»»

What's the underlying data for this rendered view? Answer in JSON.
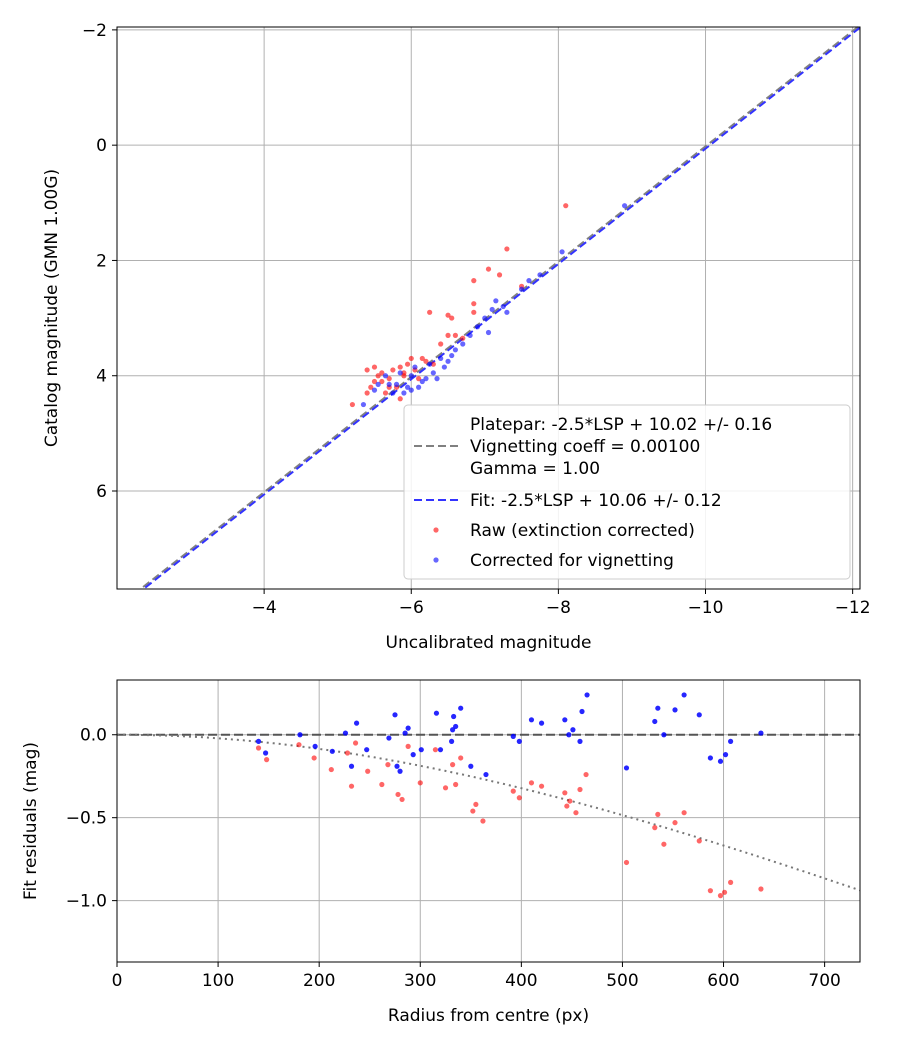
{
  "colors": {
    "raw": "#ff0000",
    "corrected": "#0000ff",
    "fit_line": "#3333ff",
    "platepar_line": "#808080",
    "grid": "#b0b0b0"
  },
  "chart_data": [
    {
      "type": "scatter",
      "xlabel": "Uncalibrated magnitude",
      "ylabel": "Catalog magnitude (GMN 1.00G)",
      "xlim": [
        -2.0,
        -12.1
      ],
      "ylim": [
        7.7,
        -2.05
      ],
      "x_inverted": true,
      "y_inverted": true,
      "grid": true,
      "xticks": [
        -4,
        -6,
        -8,
        -10,
        -12
      ],
      "yticks": [
        -2,
        0,
        2,
        4,
        6
      ],
      "xtick_labels": [
        "−4",
        "−6",
        "−8",
        "−10",
        "−12"
      ],
      "ytick_labels": [
        "−2",
        "0",
        "2",
        "4",
        "6"
      ],
      "legend_position": "lower-right",
      "legend": [
        {
          "label": "Platepar: -2.5*LSP + 10.02 +/- 0.16",
          "style": "dashed",
          "color": "gray"
        },
        {
          "label": "Vignetting coeff = 0.00100",
          "style": "none"
        },
        {
          "label": "Gamma = 1.00",
          "style": "none"
        },
        {
          "label": "Fit: -2.5*LSP + 10.06 +/- 0.12",
          "style": "dashed",
          "color": "blue"
        },
        {
          "label": "Raw (extinction corrected)",
          "style": "marker",
          "color": "red"
        },
        {
          "label": "Corrected for vignetting",
          "style": "marker",
          "color": "blue"
        }
      ],
      "lines": [
        {
          "name": "Platepar",
          "slope": 1,
          "intercept": 10.02
        },
        {
          "name": "Fit",
          "slope": 1,
          "intercept": 10.06
        }
      ],
      "series": [
        {
          "name": "Raw (extinction corrected)",
          "points": [
            [
              -5.2,
              4.5
            ],
            [
              -5.4,
              4.3
            ],
            [
              -5.45,
              4.2
            ],
            [
              -5.5,
              4.1
            ],
            [
              -5.55,
              4.0
            ],
            [
              -5.6,
              3.95
            ],
            [
              -5.7,
              4.05
            ],
            [
              -5.75,
              3.9
            ],
            [
              -5.8,
              4.2
            ],
            [
              -5.85,
              3.85
            ],
            [
              -5.9,
              4.0
            ],
            [
              -5.95,
              3.8
            ],
            [
              -6.0,
              3.7
            ],
            [
              -5.6,
              4.1
            ],
            [
              -5.65,
              4.3
            ],
            [
              -5.7,
              4.2
            ],
            [
              -5.5,
              3.85
            ],
            [
              -5.4,
              3.9
            ],
            [
              -5.9,
              3.95
            ],
            [
              -6.05,
              3.9
            ],
            [
              -6.1,
              4.05
            ],
            [
              -6.2,
              3.75
            ],
            [
              -6.3,
              3.8
            ],
            [
              -6.4,
              3.45
            ],
            [
              -6.5,
              3.3
            ],
            [
              -6.55,
              3.0
            ],
            [
              -6.6,
              3.3
            ],
            [
              -6.7,
              3.35
            ],
            [
              -6.85,
              2.75
            ],
            [
              -6.85,
              2.9
            ],
            [
              -6.85,
              2.35
            ],
            [
              -7.05,
              2.15
            ],
            [
              -7.2,
              2.25
            ],
            [
              -7.3,
              1.8
            ],
            [
              -7.5,
              2.45
            ],
            [
              -6.25,
              2.9
            ],
            [
              -6.5,
              2.95
            ],
            [
              -8.1,
              1.05
            ],
            [
              -5.85,
              4.4
            ],
            [
              -6.15,
              3.7
            ]
          ]
        },
        {
          "name": "Corrected for vignetting",
          "points": [
            [
              -5.35,
              4.5
            ],
            [
              -5.5,
              4.25
            ],
            [
              -5.55,
              4.15
            ],
            [
              -5.65,
              4.0
            ],
            [
              -5.75,
              4.3
            ],
            [
              -5.8,
              4.15
            ],
            [
              -5.9,
              4.3
            ],
            [
              -6.0,
              4.0
            ],
            [
              -6.05,
              3.85
            ],
            [
              -6.1,
              4.2
            ],
            [
              -6.2,
              4.05
            ],
            [
              -6.25,
              3.8
            ],
            [
              -6.3,
              3.95
            ],
            [
              -6.4,
              3.7
            ],
            [
              -6.45,
              3.85
            ],
            [
              -6.5,
              3.75
            ],
            [
              -6.6,
              3.55
            ],
            [
              -6.7,
              3.45
            ],
            [
              -6.8,
              3.3
            ],
            [
              -6.9,
              3.15
            ],
            [
              -7.0,
              3.0
            ],
            [
              -7.1,
              2.85
            ],
            [
              -7.05,
              3.25
            ],
            [
              -7.15,
              2.7
            ],
            [
              -7.3,
              2.9
            ],
            [
              -7.5,
              2.5
            ],
            [
              -7.6,
              2.35
            ],
            [
              -7.75,
              2.25
            ],
            [
              -8.05,
              1.85
            ],
            [
              -8.9,
              1.05
            ],
            [
              -6.15,
              4.1
            ],
            [
              -5.95,
              4.2
            ],
            [
              -6.35,
              4.05
            ],
            [
              -5.85,
              3.95
            ],
            [
              -6.55,
              3.65
            ],
            [
              -7.25,
              2.8
            ],
            [
              -6.0,
              4.25
            ],
            [
              -5.7,
              4.15
            ]
          ]
        }
      ]
    },
    {
      "type": "scatter",
      "xlabel": "Radius from centre (px)",
      "ylabel": "Fit residuals (mag)",
      "xlim": [
        0,
        735
      ],
      "ylim": [
        -1.37,
        0.33
      ],
      "grid": true,
      "xticks": [
        0,
        100,
        200,
        300,
        400,
        500,
        600,
        700
      ],
      "yticks": [
        0.0,
        -0.5,
        -1.0
      ],
      "xtick_labels": [
        "0",
        "100",
        "200",
        "300",
        "400",
        "500",
        "600",
        "700"
      ],
      "ytick_labels": [
        "0.0",
        "−0.5",
        "−1.0"
      ],
      "lines": [
        {
          "name": "zero",
          "style": "dashed",
          "y": 0
        },
        {
          "name": "vignetting model",
          "style": "dotted",
          "coeff": 0.001
        }
      ],
      "series": [
        {
          "name": "Raw (extinction corrected)",
          "points": [
            [
              140,
              -0.08
            ],
            [
              148,
              -0.15
            ],
            [
              180,
              -0.06
            ],
            [
              195,
              -0.14
            ],
            [
              212,
              -0.21
            ],
            [
              232,
              -0.31
            ],
            [
              236,
              -0.05
            ],
            [
              248,
              -0.22
            ],
            [
              262,
              -0.3
            ],
            [
              268,
              -0.18
            ],
            [
              278,
              -0.36
            ],
            [
              282,
              -0.39
            ],
            [
              288,
              -0.07
            ],
            [
              300,
              -0.29
            ],
            [
              315,
              -0.09
            ],
            [
              325,
              -0.32
            ],
            [
              332,
              -0.18
            ],
            [
              335,
              -0.3
            ],
            [
              340,
              -0.14
            ],
            [
              352,
              -0.46
            ],
            [
              355,
              -0.42
            ],
            [
              362,
              -0.52
            ],
            [
              392,
              -0.34
            ],
            [
              398,
              -0.38
            ],
            [
              410,
              -0.29
            ],
            [
              420,
              -0.31
            ],
            [
              443,
              -0.35
            ],
            [
              445,
              -0.43
            ],
            [
              448,
              -0.4
            ],
            [
              454,
              -0.47
            ],
            [
              458,
              -0.33
            ],
            [
              464,
              -0.24
            ],
            [
              504,
              -0.77
            ],
            [
              532,
              -0.56
            ],
            [
              535,
              -0.48
            ],
            [
              541,
              -0.66
            ],
            [
              552,
              -0.53
            ],
            [
              561,
              -0.47
            ],
            [
              576,
              -0.64
            ],
            [
              587,
              -0.94
            ],
            [
              597,
              -0.97
            ],
            [
              601,
              -0.95
            ],
            [
              607,
              -0.89
            ],
            [
              637,
              -0.93
            ],
            [
              228,
              -0.11
            ]
          ]
        },
        {
          "name": "Corrected for vignetting",
          "points": [
            [
              140,
              -0.04
            ],
            [
              147,
              -0.11
            ],
            [
              181,
              0.0
            ],
            [
              196,
              -0.07
            ],
            [
              213,
              -0.1
            ],
            [
              226,
              0.01
            ],
            [
              232,
              -0.19
            ],
            [
              237,
              0.07
            ],
            [
              247,
              -0.09
            ],
            [
              269,
              -0.02
            ],
            [
              275,
              0.12
            ],
            [
              277,
              -0.19
            ],
            [
              280,
              -0.22
            ],
            [
              285,
              0.01
            ],
            [
              288,
              0.04
            ],
            [
              293,
              -0.12
            ],
            [
              301,
              -0.09
            ],
            [
              316,
              0.13
            ],
            [
              320,
              -0.09
            ],
            [
              331,
              -0.04
            ],
            [
              332,
              0.03
            ],
            [
              335,
              0.05
            ],
            [
              333,
              0.11
            ],
            [
              340,
              0.16
            ],
            [
              350,
              -0.19
            ],
            [
              365,
              -0.24
            ],
            [
              392,
              -0.01
            ],
            [
              398,
              -0.04
            ],
            [
              410,
              0.09
            ],
            [
              420,
              0.07
            ],
            [
              443,
              0.09
            ],
            [
              447,
              0.0
            ],
            [
              451,
              0.03
            ],
            [
              458,
              -0.04
            ],
            [
              460,
              0.14
            ],
            [
              465,
              0.24
            ],
            [
              504,
              -0.2
            ],
            [
              532,
              0.08
            ],
            [
              535,
              0.16
            ],
            [
              541,
              0.0
            ],
            [
              552,
              0.15
            ],
            [
              561,
              0.24
            ],
            [
              576,
              0.12
            ],
            [
              587,
              -0.14
            ],
            [
              597,
              -0.16
            ],
            [
              602,
              -0.12
            ],
            [
              607,
              -0.04
            ],
            [
              637,
              0.01
            ]
          ]
        }
      ]
    }
  ]
}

««

**WHAT IS ASKED**
List every line above that contains the word "magnitude".

**TASK RESULT**
      "xlabel": "Uncalibrated magnitude",
      "ylabel": "Catalog magnitude (GMN 1.00G)",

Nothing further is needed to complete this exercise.